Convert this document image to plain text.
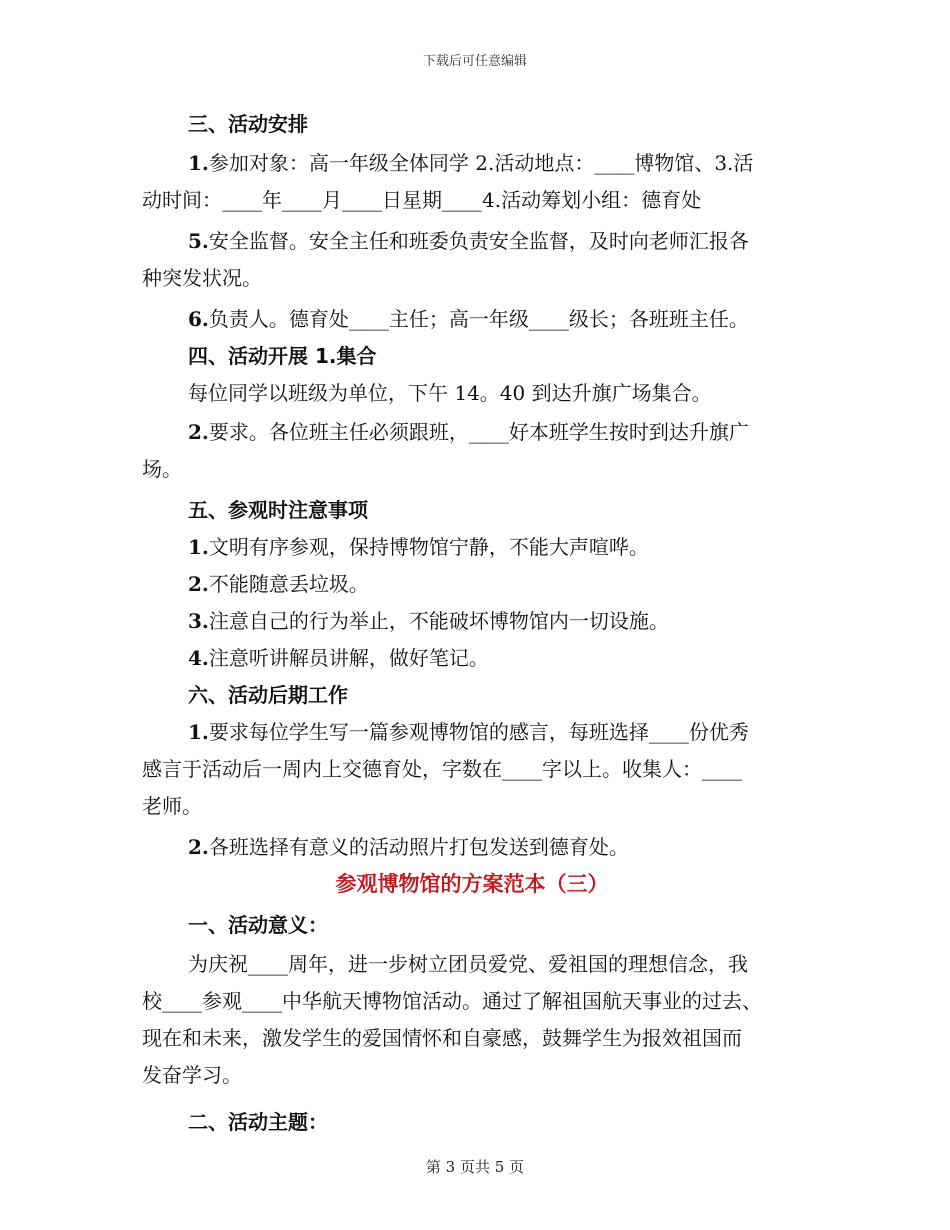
下载后可任意编辑
三、活动安排
1.参加对象：高一年级全体同学 2.活动地点：____博物馆、3.活
动时间：____年____月____日星期____4.活动筹划小组：德育处
5.安全监督。安全主任和班委负责安全监督，及时向老师汇报各
种突发状况。
6.负责人。德育处____主任；高一年级____级长；各班班主任。
四、活动开展 1.集合
每位同学以班级为单位，下午 14。40 到达升旗广场集合。
2.要求。各位班主任必须跟班，____好本班学生按时到达升旗广
场。
五、参观时注意事项
1.文明有序参观，保持博物馆宁静，不能大声喧哗。
2.不能随意丢垃圾。
3.注意自己的行为举止，不能破坏博物馆内一切设施。
4.注意听讲解员讲解，做好笔记。
六、活动后期工作
1.要求每位学生写一篇参观博物馆的感言，每班选择____份优秀
感言于活动后一周内上交德育处，字数在____字以上。收集人：____
老师。
2.各班选择有意义的活动照片打包发送到德育处。
参观博物馆的方案范本（三）
一、活动意义：
为庆祝____周年，进一步树立团员爱党、爱祖国的理想信念，我
校____参观____中华航天博物馆活动。通过了解祖国航天事业的过去、
现在和未来，激发学生的爱国情怀和自豪感，鼓舞学生为报效祖国而
发奋学习。
二、活动主题：
第 3 页共 5 页
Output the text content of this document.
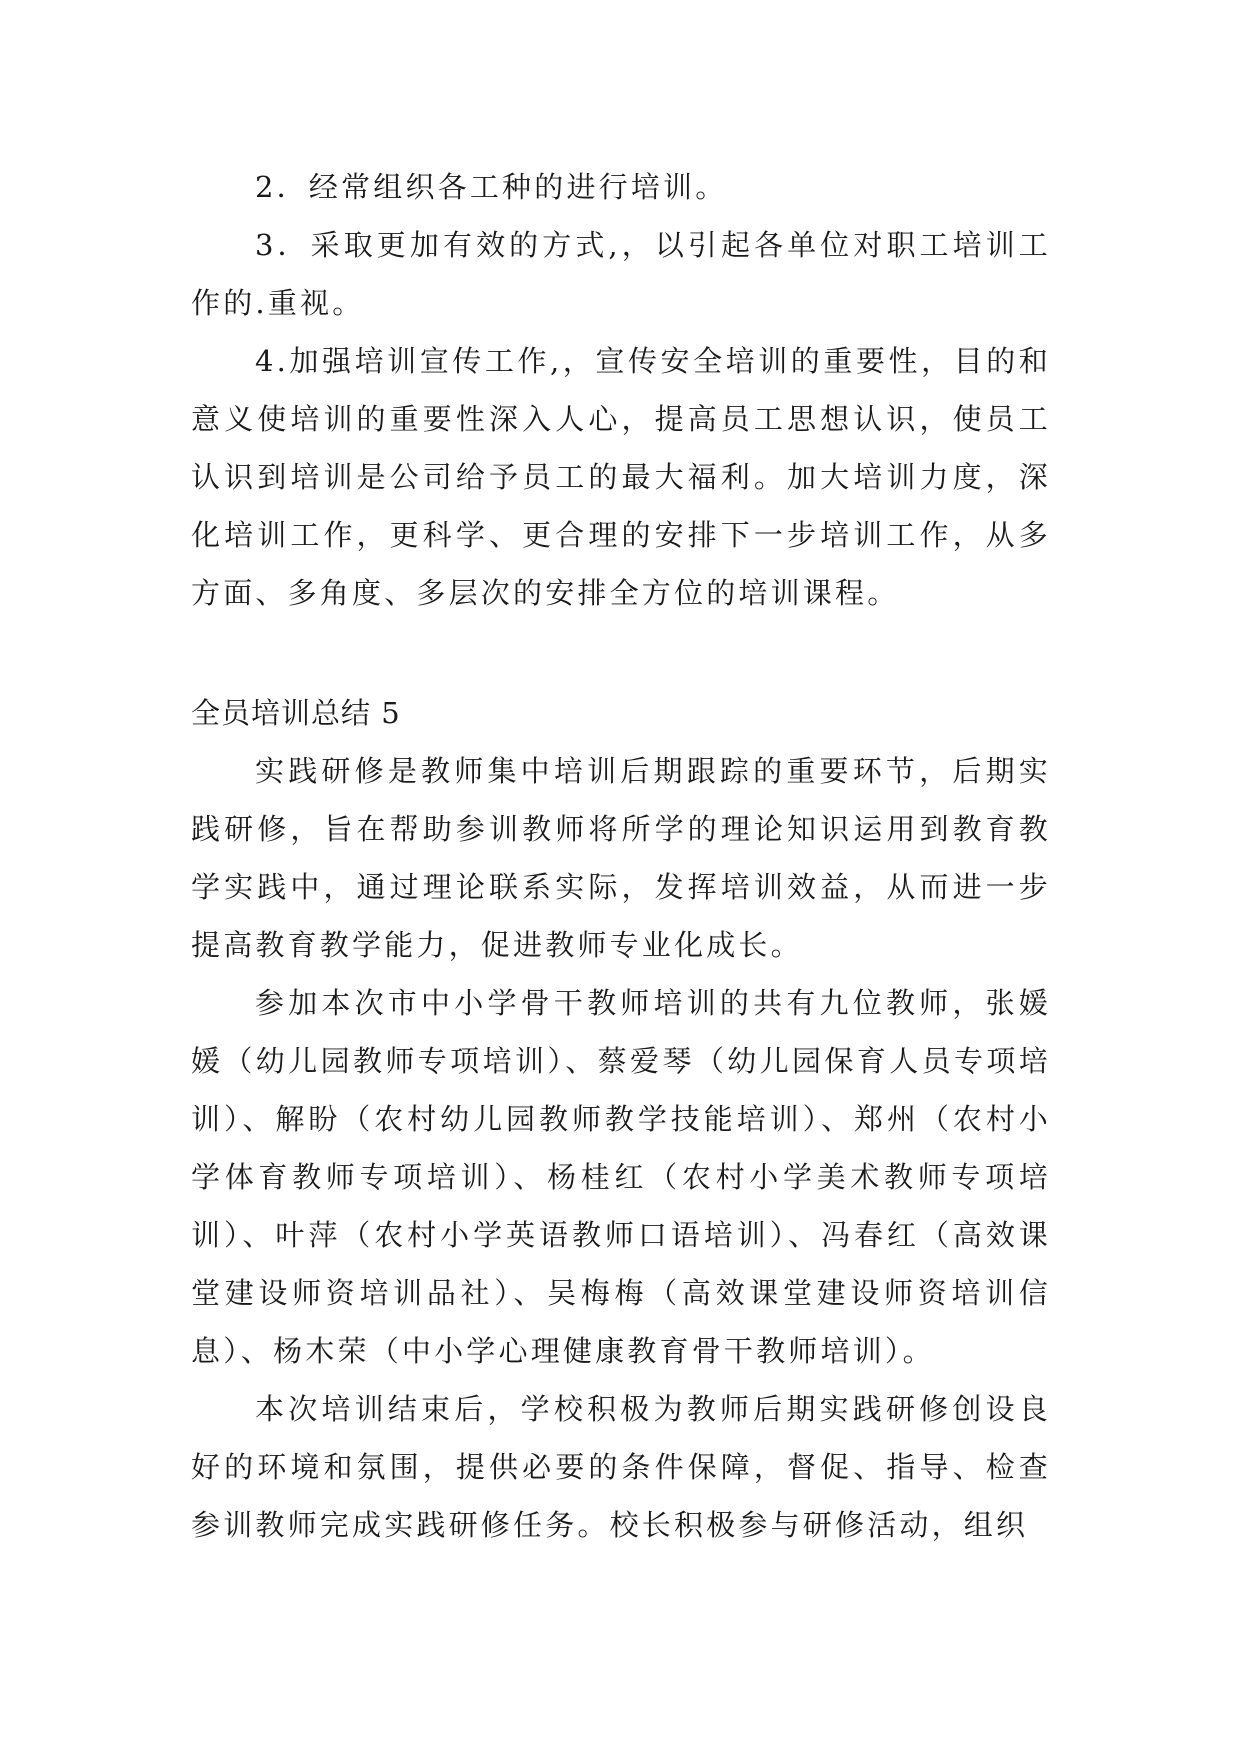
2．经常组织各工种的进行培训。

3．采取更加有效的方式,，以引起各单位对职工培训工作的.重视。

4.加强培训宣传工作,，宣传安全培训的重要性，目的和意义使培训的重要性深入人心，提高员工思想认识，使员工认识到培训是公司给予员工的最大福利。加大培训力度，深化培训工作，更科学、更合理的安排下一步培训工作，从多方面、多角度、多层次的安排全方位的培训课程。

全员培训总结 5

实践研修是教师集中培训后期跟踪的重要环节，后期实践研修，旨在帮助参训教师将所学的理论知识运用到教育教学实践中，通过理论联系实际，发挥培训效益，从而进一步提高教育教学能力，促进教师专业化成长。

参加本次市中小学骨干教师培训的共有九位教师，张媛媛（幼儿园教师专项培训）、蔡爱琴（幼儿园保育人员专项培训）、解盼（农村幼儿园教师教学技能培训）、郑州（农村小学体育教师专项培训）、杨桂红（农村小学美术教师专项培训）、叶萍（农村小学英语教师口语培训）、冯春红（高效课堂建设师资培训品社）、吴梅梅（高效课堂建设师资培训信息）、杨木荣（中小学心理健康教育骨干教师培训）。

本次培训结束后，学校积极为教师后期实践研修创设良好的环境和氛围，提供必要的条件保障，督促、指导、检查参训教师完成实践研修任务。校长积极参与研修活动，组织
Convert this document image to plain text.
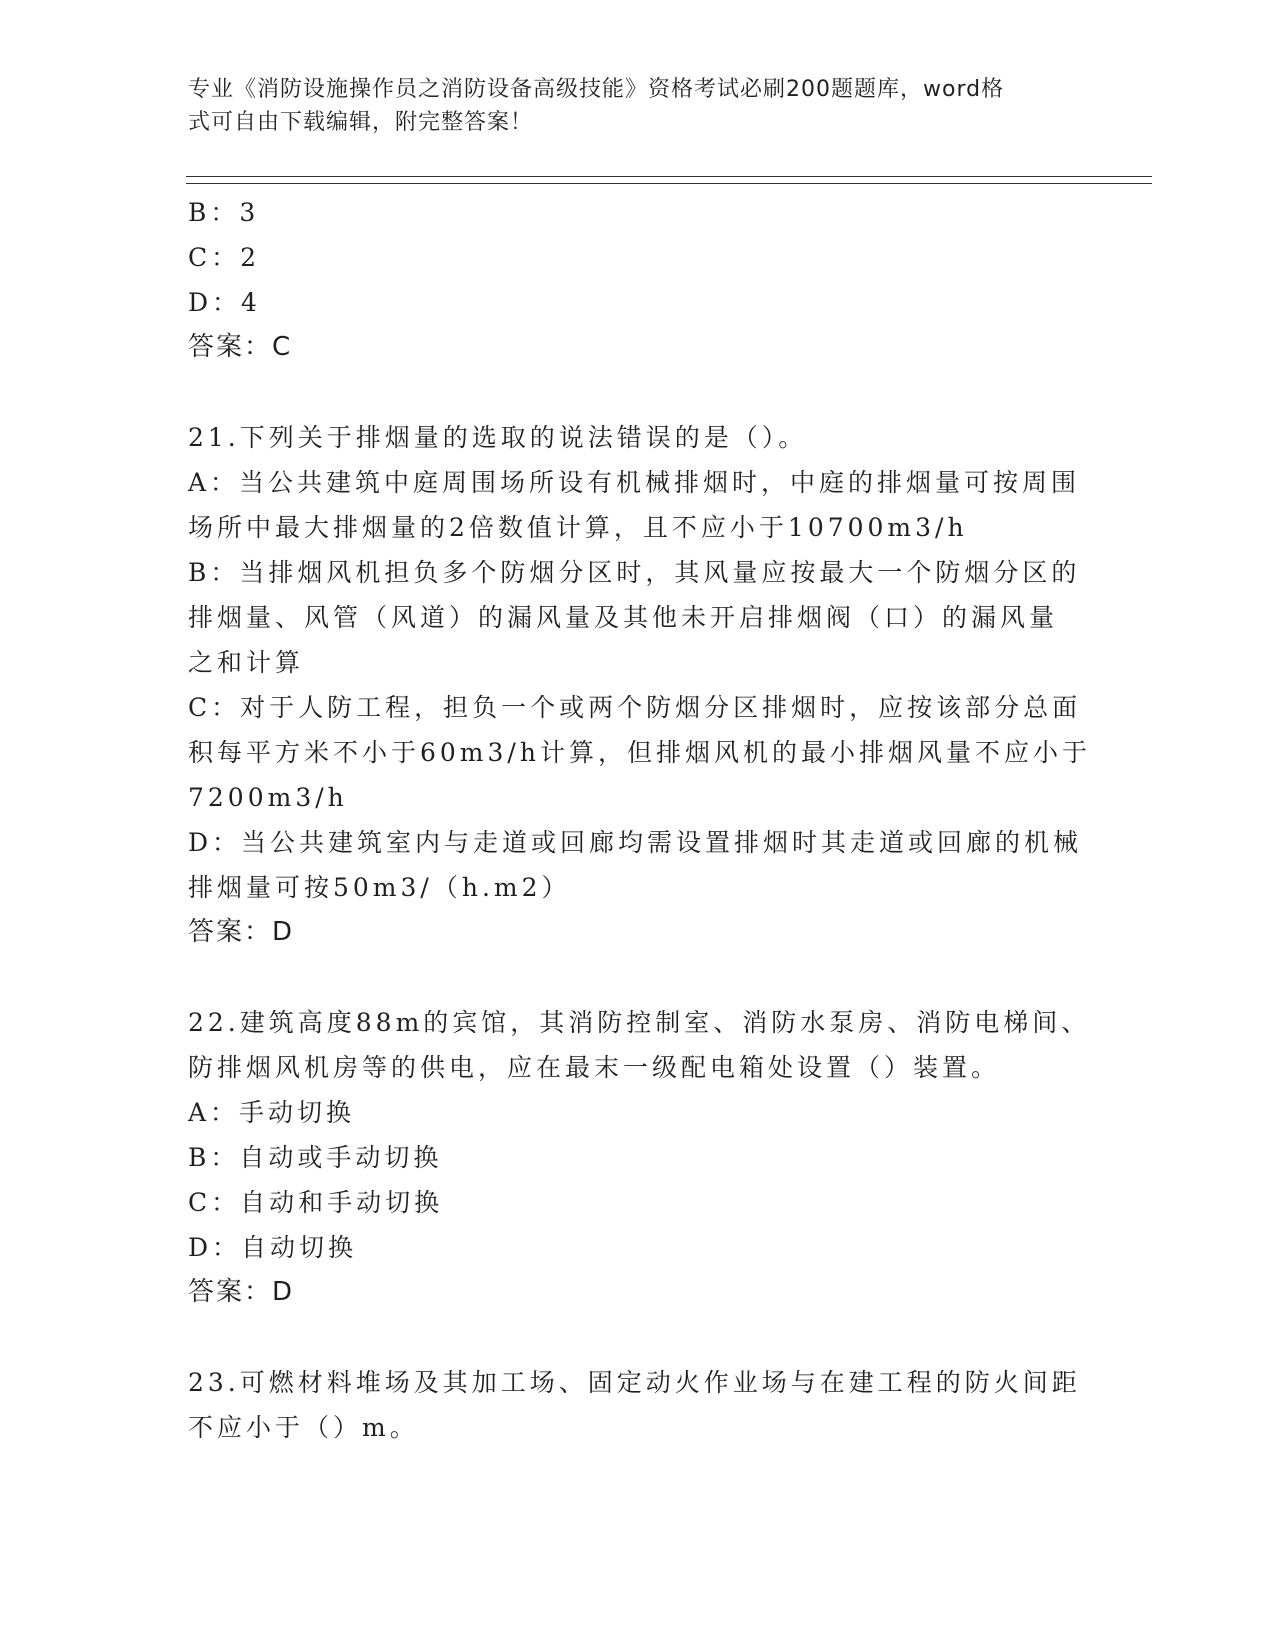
专业《消防设施操作员之消防设备高级技能》资格考试必刷200题题库，word格
式可自由下载编辑，附完整答案！

B：3

C：2

D：4

答案：C

21.下列关于排烟量的选取的说法错误的是（）。

A：当公共建筑中庭周围场所设有机械排烟时，中庭的排烟量可按周围

场所中最大排烟量的2倍数值计算，且不应小于10700m3/h

B：当排烟风机担负多个防烟分区时，其风量应按最大一个防烟分区的

排烟量、风管（风道）的漏风量及其他未开启排烟阀（口）的漏风量

之和计算

C：对于人防工程，担负一个或两个防烟分区排烟时，应按该部分总面

积每平方米不小于60m3/h计算，但排烟风机的最小排烟风量不应小于

7200m3/h

D：当公共建筑室内与走道或回廊均需设置排烟时其走道或回廊的机械

排烟量可按50m3/（h.m2）

答案：D

22.建筑高度88m的宾馆，其消防控制室、消防水泵房、消防电梯间、

防排烟风机房等的供电，应在最末一级配电箱处设置（）装置。

A：手动切换

B：自动或手动切换

C：自动和手动切换

D：自动切换

答案：D

23.可燃材料堆场及其加工场、固定动火作业场与在建工程的防火间距

不应小于（）m。
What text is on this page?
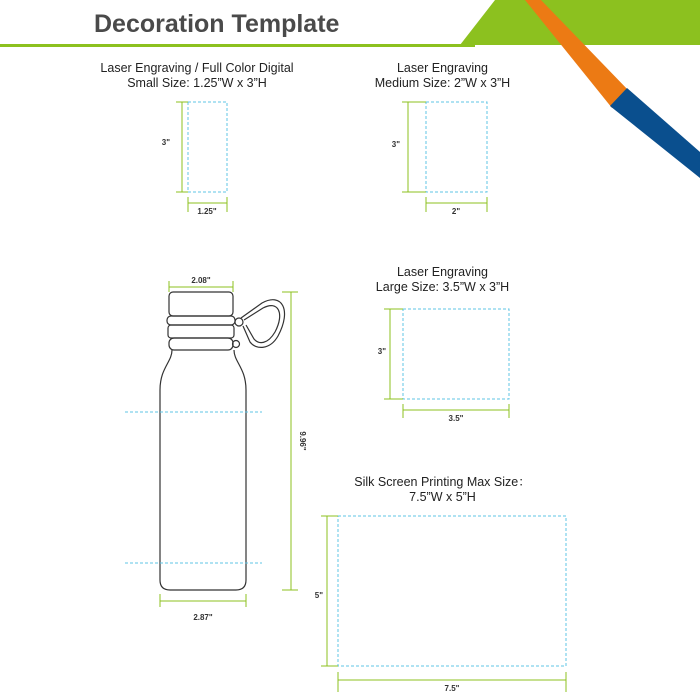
Decoration Template
Laser Engraving / Full Color Digital
Small Size: 1.25”W x 3”H
Laser Engraving
Medium Size: 2”W x 3”H
Laser Engraving
Large Size: 3.5”W x 3”H
Silk Screen Printing Max Size：
7.5”W x 5”H
3"
1.25"
3"
2"
3"
3.5"
5"
7.5"
2.08"
2.87"
9.96"
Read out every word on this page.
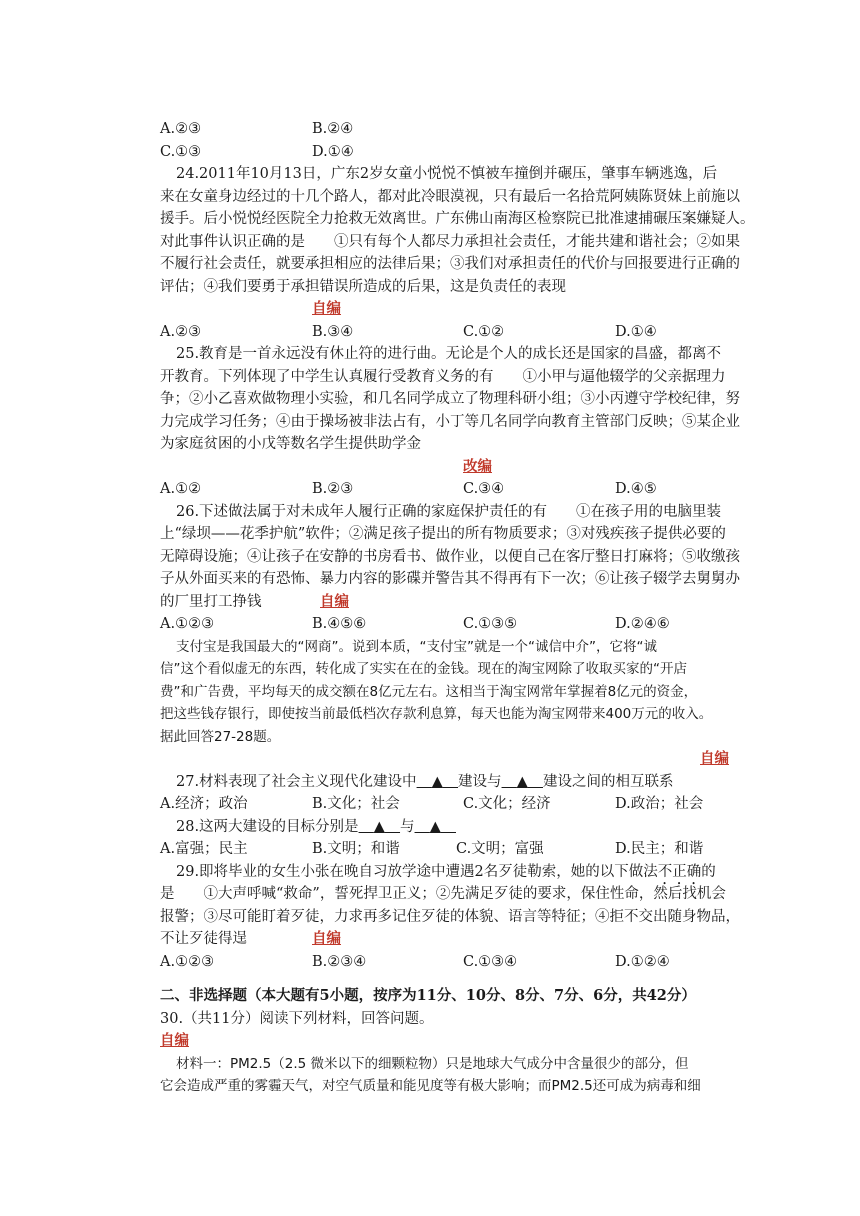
A.②③	B.②④
C.①③	D.①④
24.2011年10月13日，广东2岁女童小悦悦不慎被车撞倒并碾压，肇事车辆逃逸，后
来在女童身边经过的十几个路人，都对此冷眼漠视，只有最后一名拾荒阿姨陈贤妹上前施以
援手。后小悦悦经医院全力抢救无效离世。广东佛山南海区检察院已批准逮捕碾压案嫌疑人。
对此事件认识正确的是　　①只有每个人都尽力承担社会责任，才能共建和谐社会；②如果
不履行社会责任，就要承担相应的法律后果；③我们对承担责任的代价与回报要进行正确的
评估；④我们要勇于承担错误所造成的后果，这是负责任的表现
自编
A.②③	B.③④	C.①②	D.①④
25.教育是一首永远没有休止符的进行曲。无论是个人的成长还是国家的昌盛，都离不
开教育。下列体现了中学生认真履行受教育义务的有　　①小甲与逼他辍学的父亲据理力
争；②小乙喜欢做物理小实验，和几名同学成立了物理科研小组；③小丙遵守学校纪律，努
力完成学习任务；④由于操场被非法占有，小丁等几名同学向教育主管部门反映；⑤某企业
为家庭贫困的小戊等数名学生提供助学金
改编
A.①②	B.②③	C.③④	D.④⑤
26.下述做法属于对未成年人履行正确的家庭保护责任的有　　①在孩子用的电脑里装
上“绿坝——花季护航”软件；②满足孩子提出的所有物质要求；③对残疾孩子提供必要的
无障碍设施；④让孩子在安静的书房看书、做作业，以便自己在客厅整日打麻将；⑤收缴孩
子从外面买来的有恐怖、暴力内容的影碟并警告其不得再有下一次；⑥让孩子辍学去舅舅办
的厂里打工挣钱	自编
A.①②③	B.④⑤⑥	C.①③⑤	D.②④⑥
支付宝是我国最大的“网商”。说到本质，“支付宝”就是一个“诚信中介”，它将“诚
信”这个看似虚无的东西，转化成了实实在在的金钱。现在的淘宝网除了收取买家的“开店
费”和广告费，平均每天的成交额在8亿元左右。这相当于淘宝网常年掌握着8亿元的资金，
把这些钱存银行，即使按当前最低档次存款利息算，每天也能为淘宝网带来400万元的收入。
据此回答27-28题。
自编
27.材料表现了社会主义现代化建设中 ▲ 建设与 ▲ 建设之间的相互联系
A.经济；政治	B.文化；社会	C.文化；经济	D.政治；社会
28.这两大建设的目标分别是 ▲ 与 ▲
A.富强；民主	B.文明；和谐	C.文明；富强	D.民主；和谐
29.即将毕业的女生小张在晚自习放学途中遭遇2名歹徒勒索，她的以下做法不正确的
是　　①大声呼喊“救命”，誓死捍卫正义；②先满足歹徒的要求，保住性命，然后找机会
报警；③尽可能盯着歹徒，力求再多记住歹徒的体貌、语言等特征；④拒不交出随身物品，
不让歹徒得逞	自编
A.①②③	B.②③④	C.①③④	D.①②④
二、非选择题（本大题有5小题，按序为11分、10分、8分、7分、6分，共42分）
30.（共11分）阅读下列材料，回答问题。
自编
材料一：PM2.5（2.5 微米以下的细颗粒物）只是地球大气成分中含量很少的部分，但
它会造成严重的雾霾天气，对空气质量和能见度等有极大影响；而PM2.5还可成为病毒和细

* * *

YOUR GOAL ▸
Which lines above contain the word "page"? Copy each of them.

RESULT FOR THIS EXERCISE ▸
What text is on this page?
Read out every word on this page.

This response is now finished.